===== Exercise input

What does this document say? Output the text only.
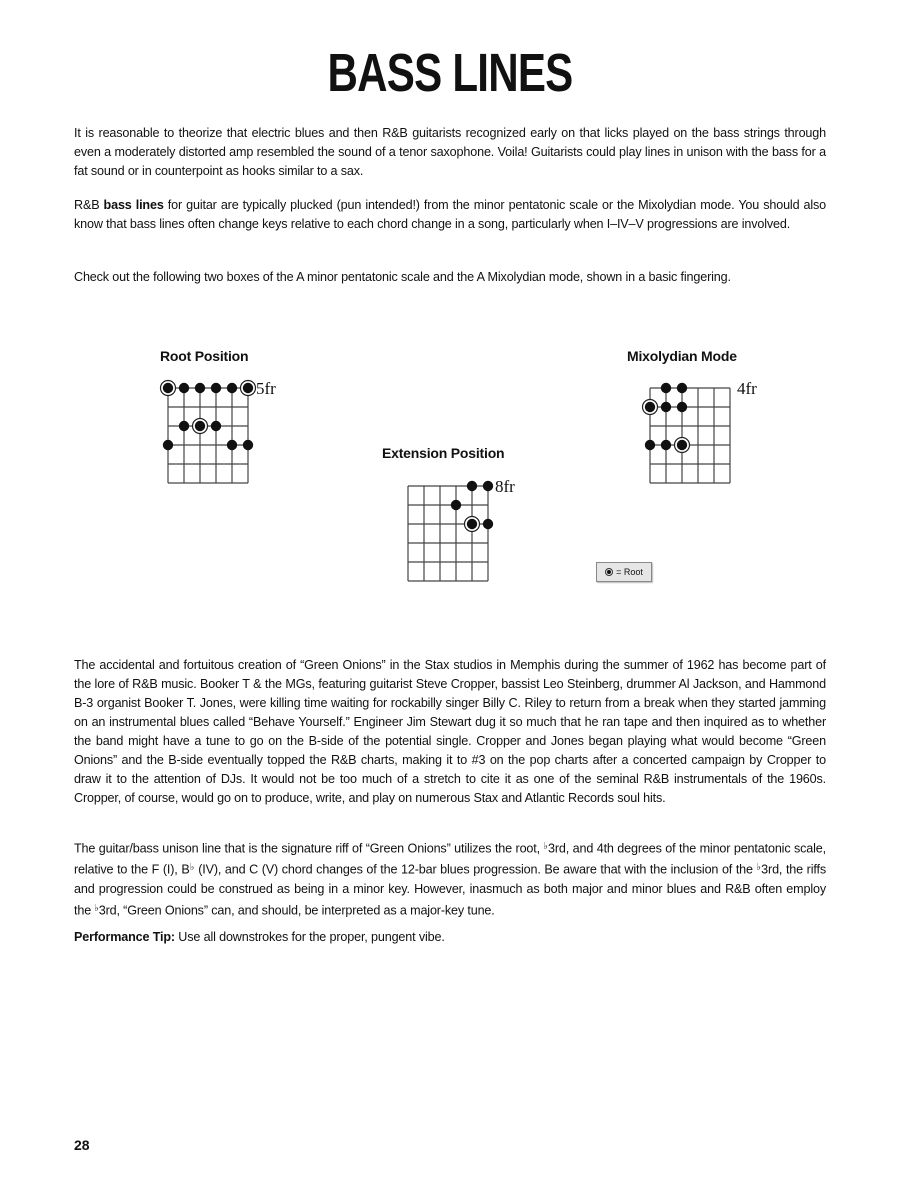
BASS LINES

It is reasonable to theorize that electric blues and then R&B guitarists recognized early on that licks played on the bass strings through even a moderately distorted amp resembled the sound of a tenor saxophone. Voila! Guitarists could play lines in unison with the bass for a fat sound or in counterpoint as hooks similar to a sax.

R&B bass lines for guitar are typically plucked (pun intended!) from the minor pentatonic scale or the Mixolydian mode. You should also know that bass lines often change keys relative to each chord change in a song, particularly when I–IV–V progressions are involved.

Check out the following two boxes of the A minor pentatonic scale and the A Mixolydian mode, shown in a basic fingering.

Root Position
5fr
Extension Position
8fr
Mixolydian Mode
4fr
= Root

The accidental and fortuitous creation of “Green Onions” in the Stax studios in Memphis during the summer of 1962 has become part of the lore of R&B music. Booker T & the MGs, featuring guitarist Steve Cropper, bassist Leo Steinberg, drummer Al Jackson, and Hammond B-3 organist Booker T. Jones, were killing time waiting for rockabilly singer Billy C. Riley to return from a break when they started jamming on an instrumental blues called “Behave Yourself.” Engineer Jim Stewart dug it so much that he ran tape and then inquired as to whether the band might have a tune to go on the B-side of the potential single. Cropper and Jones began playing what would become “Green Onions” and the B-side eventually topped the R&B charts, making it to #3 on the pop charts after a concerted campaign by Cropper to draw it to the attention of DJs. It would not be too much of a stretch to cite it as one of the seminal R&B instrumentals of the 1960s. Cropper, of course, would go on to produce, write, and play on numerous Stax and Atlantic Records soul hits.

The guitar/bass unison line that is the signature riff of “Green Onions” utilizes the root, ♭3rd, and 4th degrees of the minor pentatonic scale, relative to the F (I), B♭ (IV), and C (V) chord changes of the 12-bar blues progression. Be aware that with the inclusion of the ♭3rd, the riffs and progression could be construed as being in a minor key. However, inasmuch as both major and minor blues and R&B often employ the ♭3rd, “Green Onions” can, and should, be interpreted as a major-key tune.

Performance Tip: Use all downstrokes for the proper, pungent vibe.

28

==========

#### Work to do:
Locate all lines in the listing above with the word "relative". Copy them.

#### Solution to this problem:
R&B bass lines for guitar are typically plucked (pun intended!) from the minor pentatonic scale or the Mixolydian mode. You should also know that bass lines often change keys relative to each chord change in a song, particularly when I–IV–V progressions are involved.
The guitar/bass unison line that is the signature riff of “Green Onions” utilizes the root, ♭3rd, and 4th degrees of the minor pentatonic scale, relative to the F (I), B♭ (IV), and C (V) chord changes of the 12-bar blues progression. Be aware that with the inclusion of the ♭3rd, the riffs and progression could be construed as being in a minor key. However, inasmuch as both major and minor blues and R&B often employ the ♭3rd, “Green Onions” can, and should, be interpreted as a major-key tune.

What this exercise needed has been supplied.